(Collected data entries)
════════════════════

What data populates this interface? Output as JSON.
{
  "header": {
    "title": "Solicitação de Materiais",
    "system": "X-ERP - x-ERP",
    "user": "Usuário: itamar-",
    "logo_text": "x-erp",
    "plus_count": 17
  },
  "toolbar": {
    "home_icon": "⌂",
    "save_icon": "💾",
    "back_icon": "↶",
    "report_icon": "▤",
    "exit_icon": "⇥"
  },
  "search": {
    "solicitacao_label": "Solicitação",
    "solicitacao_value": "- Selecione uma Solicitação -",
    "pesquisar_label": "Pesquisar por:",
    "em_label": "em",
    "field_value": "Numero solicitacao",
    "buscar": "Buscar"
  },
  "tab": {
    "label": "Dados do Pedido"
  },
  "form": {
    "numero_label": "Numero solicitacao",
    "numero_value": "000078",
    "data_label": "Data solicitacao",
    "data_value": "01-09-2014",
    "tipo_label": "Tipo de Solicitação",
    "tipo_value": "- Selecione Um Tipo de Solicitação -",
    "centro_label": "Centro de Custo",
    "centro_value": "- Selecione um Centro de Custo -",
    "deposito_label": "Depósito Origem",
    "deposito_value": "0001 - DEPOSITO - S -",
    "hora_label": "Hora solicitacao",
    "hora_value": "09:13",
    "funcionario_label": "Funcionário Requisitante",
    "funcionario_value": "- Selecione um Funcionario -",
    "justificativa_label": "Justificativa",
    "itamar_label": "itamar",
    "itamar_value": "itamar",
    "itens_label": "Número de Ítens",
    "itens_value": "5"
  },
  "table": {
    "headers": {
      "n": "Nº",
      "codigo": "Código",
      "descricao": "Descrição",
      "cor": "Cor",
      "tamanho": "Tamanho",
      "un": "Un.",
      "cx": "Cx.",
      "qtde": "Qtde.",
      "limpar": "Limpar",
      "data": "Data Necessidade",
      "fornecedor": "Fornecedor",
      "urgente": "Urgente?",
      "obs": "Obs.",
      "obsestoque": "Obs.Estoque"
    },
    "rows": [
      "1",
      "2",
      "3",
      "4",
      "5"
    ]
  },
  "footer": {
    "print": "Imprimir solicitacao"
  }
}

════════════════════

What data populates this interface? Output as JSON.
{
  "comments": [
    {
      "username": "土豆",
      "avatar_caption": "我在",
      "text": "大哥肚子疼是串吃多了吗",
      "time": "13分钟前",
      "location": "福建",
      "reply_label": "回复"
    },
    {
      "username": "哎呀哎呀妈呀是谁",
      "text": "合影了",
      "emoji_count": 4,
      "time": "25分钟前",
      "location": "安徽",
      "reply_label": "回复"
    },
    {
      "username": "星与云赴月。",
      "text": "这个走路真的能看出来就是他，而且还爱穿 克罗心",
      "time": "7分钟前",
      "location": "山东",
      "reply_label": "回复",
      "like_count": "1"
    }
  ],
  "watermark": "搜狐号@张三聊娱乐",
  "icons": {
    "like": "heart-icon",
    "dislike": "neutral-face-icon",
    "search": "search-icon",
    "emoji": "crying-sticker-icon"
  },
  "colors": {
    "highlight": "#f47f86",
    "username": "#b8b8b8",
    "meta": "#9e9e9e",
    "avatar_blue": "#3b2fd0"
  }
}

════════════════════

**Problem to solve:**
In the entries above, find lines with "Solicitação" and copy each.

**The response:**
    "title": "Solicitação de Materiais",
    "solicitacao_label": "Solicitação",
    "solicitacao_value": "- Selecione uma Solicitação -",
    "tipo_label": "Tipo de Solicitação",
    "tipo_value": "- Selecione Um Tipo de Solicitação -",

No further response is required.